### REQUIRED TASK
For the data below, work out how many lines contain the word "工作目标" and supply only that number.

### SUPPLIED DATA
......

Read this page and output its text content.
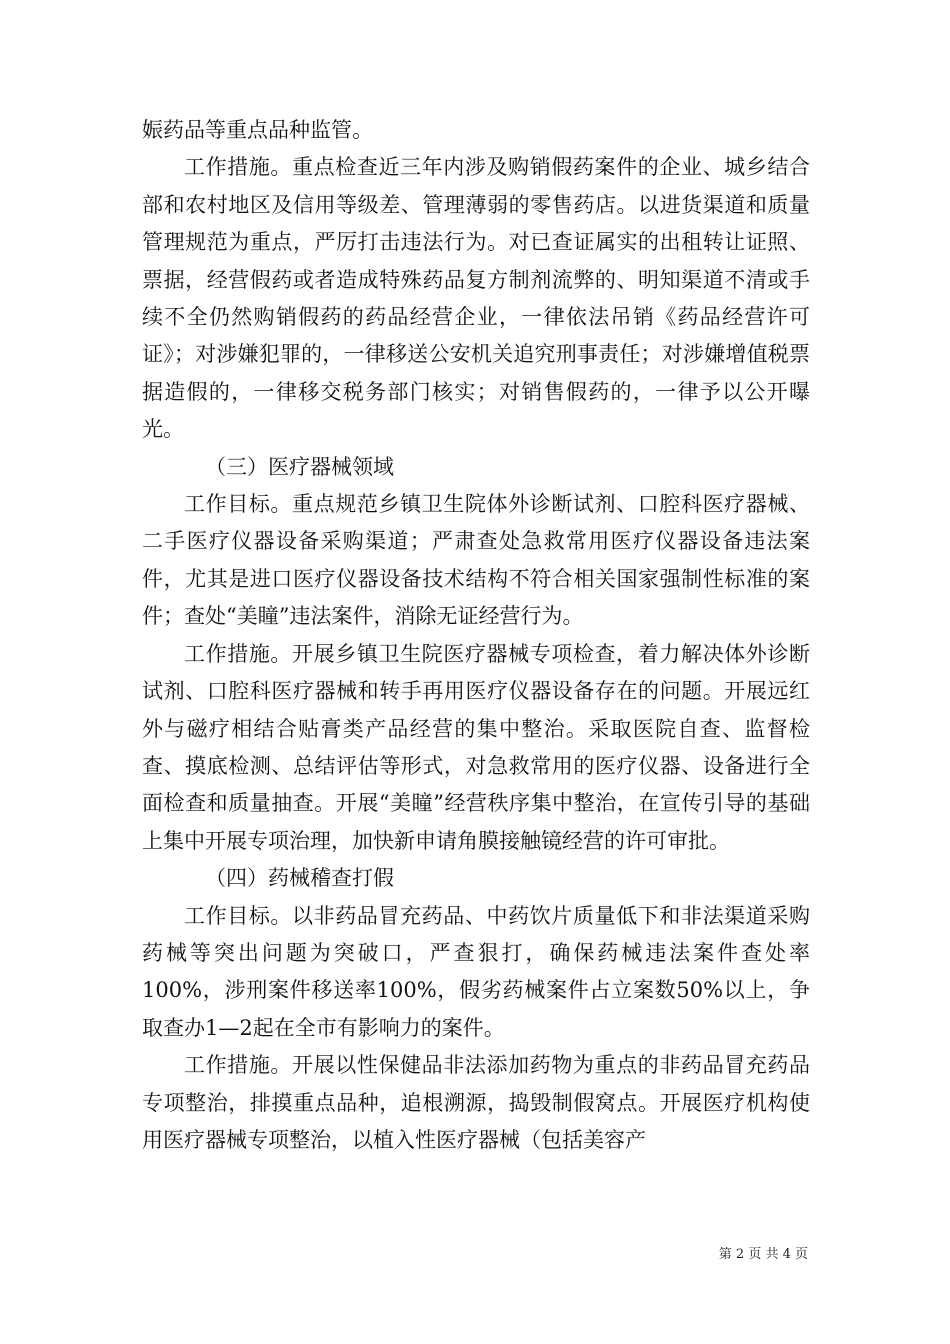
娠药品等重点品种监管。

工作措施。重点检查近三年内涉及购销假药案件的企业、城乡结合部和农村地区及信用等级差、管理薄弱的零售药店。以进货渠道和质量管理规范为重点，严厉打击违法行为。对已查证属实的出租转让证照、票据，经营假药或者造成特殊药品复方制剂流弊的、明知渠道不清或手续不全仍然购销假药的药品经营企业，一律依法吊销《药品经营许可证》；对涉嫌犯罪的，一律移送公安机关追究刑事责任；对涉嫌增值税票据造假的，一律移交税务部门核实；对销售假药的，一律予以公开曝光。

（三）医疗器械领域

工作目标。重点规范乡镇卫生院体外诊断试剂、口腔科医疗器械、二手医疗仪器设备采购渠道；严肃查处急救常用医疗仪器设备违法案件，尤其是进口医疗仪器设备技术结构不符合相关国家强制性标准的案件；查处“美瞳”违法案件，消除无证经营行为。

工作措施。开展乡镇卫生院医疗器械专项检查，着力解决体外诊断试剂、口腔科医疗器械和转手再用医疗仪器设备存在的问题。开展远红外与磁疗相结合贴膏类产品经营的集中整治。采取医院自查、监督检查、摸底检测、总结评估等形式，对急救常用的医疗仪器、设备进行全面检查和质量抽查。开展“美瞳”经营秩序集中整治，在宣传引导的基础上集中开展专项治理，加快新申请角膜接触镜经营的许可审批。

（四）药械稽查打假

工作目标。以非药品冒充药品、中药饮片质量低下和非法渠道采购药械等突出问题为突破口，严查狠打，确保药械违法案件查处率100%，涉刑案件移送率100%，假劣药械案件占立案数50%以上，争取查办1—2起在全市有影响力的案件。

工作措施。开展以性保健品非法添加药物为重点的非药品冒充药品专项整治，排摸重点品种，追根溯源，捣毁制假窝点。开展医疗机构使用医疗器械专项整治，以植入性医疗器械（包括美容产

第 2 页 共 4 页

......

### FINISHED EXERCISE
2